STATED EXERCISE |
Reproduce each line exactly.

LISTED RECORDS |
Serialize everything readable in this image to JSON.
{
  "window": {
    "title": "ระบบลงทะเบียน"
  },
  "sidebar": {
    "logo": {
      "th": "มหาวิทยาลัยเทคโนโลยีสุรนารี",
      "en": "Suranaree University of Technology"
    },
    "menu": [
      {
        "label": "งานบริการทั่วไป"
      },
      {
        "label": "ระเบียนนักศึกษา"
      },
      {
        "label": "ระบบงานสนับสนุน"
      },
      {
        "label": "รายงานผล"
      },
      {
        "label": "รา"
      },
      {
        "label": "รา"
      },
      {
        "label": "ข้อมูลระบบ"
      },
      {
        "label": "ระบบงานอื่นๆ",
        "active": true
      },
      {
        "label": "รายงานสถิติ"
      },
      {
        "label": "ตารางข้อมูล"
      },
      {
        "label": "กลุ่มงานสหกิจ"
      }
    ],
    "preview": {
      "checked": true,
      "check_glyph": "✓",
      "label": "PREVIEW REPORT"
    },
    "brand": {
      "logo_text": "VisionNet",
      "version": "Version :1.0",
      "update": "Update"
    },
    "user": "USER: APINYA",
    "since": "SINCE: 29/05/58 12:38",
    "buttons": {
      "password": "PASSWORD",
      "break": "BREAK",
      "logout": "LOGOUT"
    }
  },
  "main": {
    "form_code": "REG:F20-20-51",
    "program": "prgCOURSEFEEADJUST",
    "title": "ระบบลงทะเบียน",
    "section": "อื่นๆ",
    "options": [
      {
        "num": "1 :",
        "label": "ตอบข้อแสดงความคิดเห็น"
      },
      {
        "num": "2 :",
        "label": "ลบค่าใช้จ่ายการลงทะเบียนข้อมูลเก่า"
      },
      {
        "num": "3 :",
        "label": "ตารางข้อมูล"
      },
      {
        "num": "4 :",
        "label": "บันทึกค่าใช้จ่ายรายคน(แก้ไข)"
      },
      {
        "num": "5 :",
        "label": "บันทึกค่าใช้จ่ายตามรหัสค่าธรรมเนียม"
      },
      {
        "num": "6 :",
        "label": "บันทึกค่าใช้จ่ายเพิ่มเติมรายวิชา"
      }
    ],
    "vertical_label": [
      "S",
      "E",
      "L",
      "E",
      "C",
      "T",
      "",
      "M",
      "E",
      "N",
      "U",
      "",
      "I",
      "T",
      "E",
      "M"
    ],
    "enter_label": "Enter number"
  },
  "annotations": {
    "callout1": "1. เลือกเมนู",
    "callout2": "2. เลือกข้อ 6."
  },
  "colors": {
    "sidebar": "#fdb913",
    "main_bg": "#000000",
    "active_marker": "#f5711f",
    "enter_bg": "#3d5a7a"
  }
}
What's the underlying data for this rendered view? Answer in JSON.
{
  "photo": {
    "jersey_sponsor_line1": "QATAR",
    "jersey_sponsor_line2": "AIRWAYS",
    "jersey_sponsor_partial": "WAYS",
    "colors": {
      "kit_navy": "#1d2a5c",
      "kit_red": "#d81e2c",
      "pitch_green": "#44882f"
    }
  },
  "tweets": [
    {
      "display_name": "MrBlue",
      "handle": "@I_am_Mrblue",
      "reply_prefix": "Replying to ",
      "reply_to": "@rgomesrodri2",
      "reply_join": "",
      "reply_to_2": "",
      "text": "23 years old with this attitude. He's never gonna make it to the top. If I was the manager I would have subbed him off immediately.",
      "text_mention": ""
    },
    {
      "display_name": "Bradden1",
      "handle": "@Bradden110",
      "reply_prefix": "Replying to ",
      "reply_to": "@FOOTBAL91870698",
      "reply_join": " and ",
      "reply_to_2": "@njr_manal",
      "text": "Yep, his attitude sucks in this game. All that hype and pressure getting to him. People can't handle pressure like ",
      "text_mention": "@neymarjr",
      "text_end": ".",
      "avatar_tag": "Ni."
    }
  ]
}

PROBLEM SOLUTION |
Serialize everything readable in this image to JSON.
{
  "window": {
    "title": "ระบบลงทะเบียน"
  },
  "sidebar": {
    "logo": {
      "th": "มหาวิทยาลัยเทคโนโลยีสุรนารี",
      "en": "Suranaree University of Technology"
    },
    "menu": [
      {
        "label": "งานบริการทั่วไป"
      },
      {
        "label": "ระเบียนนักศึกษา"
      },
      {
        "label": "ระบบงานสนับสนุน"
      },
      {
        "label": "รายงานผล"
      },
      {
        "label": "รา"
      },
      {
        "label": "รา"
      },
      {
        "label": "ข้อมูลระบบ"
      },
      {
        "label": "ระบบงานอื่นๆ",
        "active": true
      },
      {
        "label": "รายงานสถิติ"
      },
      {
        "label": "ตารางข้อมูล"
      },
      {
        "label": "กลุ่มงานสหกิจ"
      }
    ],
    "preview": {
      "checked": true,
      "check_glyph": "✓",
      "label": "PREVIEW REPORT"
    },
    "brand": {
      "logo_text": "VisionNet",
      "version": "Version :1.0",
      "update": "Update"
    },
    "user": "USER: APINYA",
    "since": "SINCE: 29/05/58 12:38",
    "buttons": {
      "password": "PASSWORD",
      "break": "BREAK",
      "logout": "LOGOUT"
    }
  },
  "main": {
    "form_code": "REG:F20-20-51",
    "program": "prgCOURSEFEEADJUST",
    "title": "ระบบลงทะเบียน",
    "section": "อื่นๆ",
    "options": [
      {
        "num": "1 :",
        "label": "ตอบข้อแสดงความคิดเห็น"
      },
      {
        "num": "2 :",
        "label": "ลบค่าใช้จ่ายการลงทะเบียนข้อมูลเก่า"
      },
      {
        "num": "3 :",
        "label": "ตารางข้อมูล"
      },
      {
        "num": "4 :",
        "label": "บันทึกค่าใช้จ่ายรายคน(แก้ไข)"
      },
      {
        "num": "5 :",
        "label": "บันทึกค่าใช้จ่ายตามรหัสค่าธรรมเนียม"
      },
      {
        "num": "6 :",
        "label": "บันทึกค่าใช้จ่ายเพิ่มเติมรายวิชา"
      }
    ],
    "vertical_label": [
      "S",
      "E",
      "L",
      "E",
      "C",
      "T",
      "",
      "M",
      "E",
      "N",
      "U",
      "",
      "I",
      "T",
      "E",
      "M"
    ],
    "enter_label": "Enter number"
  },
  "annotations": {
    "callout1": "1. เลือกเมนู",
    "callout2": "2. เลือกข้อ 6."
  },
  "colors": {
    "sidebar": "#fdb913",
    "main_bg": "#000000",
    "active_marker": "#f5711f",
    "enter_bg": "#3d5a7a"
  }
}
What's the underlying data for this rendered view? Answer in JSON.
{
  "photo": {
    "jersey_sponsor_line1": "QATAR",
    "jersey_sponsor_line2": "AIRWAYS",
    "jersey_sponsor_partial": "WAYS",
    "colors": {
      "kit_navy": "#1d2a5c",
      "kit_red": "#d81e2c",
      "pitch_green": "#44882f"
    }
  },
  "tweets": [
    {
      "display_name": "MrBlue",
      "handle": "@I_am_Mrblue",
      "reply_prefix": "Replying to ",
      "reply_to": "@rgomesrodri2",
      "reply_join": "",
      "reply_to_2": "",
      "text": "23 years old with this attitude. He's never gonna make it to the top. If I was the manager I would have subbed him off immediately.",
      "text_mention": ""
    },
    {
      "display_name": "Bradden1",
      "handle": "@Bradden110",
      "reply_prefix": "Replying to ",
      "reply_to": "@FOOTBAL91870698",
      "reply_join": " and ",
      "reply_to_2": "@njr_manal",
      "text": "Yep, his attitude sucks in this game. All that hype and pressure getting to him. People can't handle pressure like ",
      "text_mention": "@neymarjr",
      "text_end": ".",
      "avatar_tag": "Ni."
    }
  ]
}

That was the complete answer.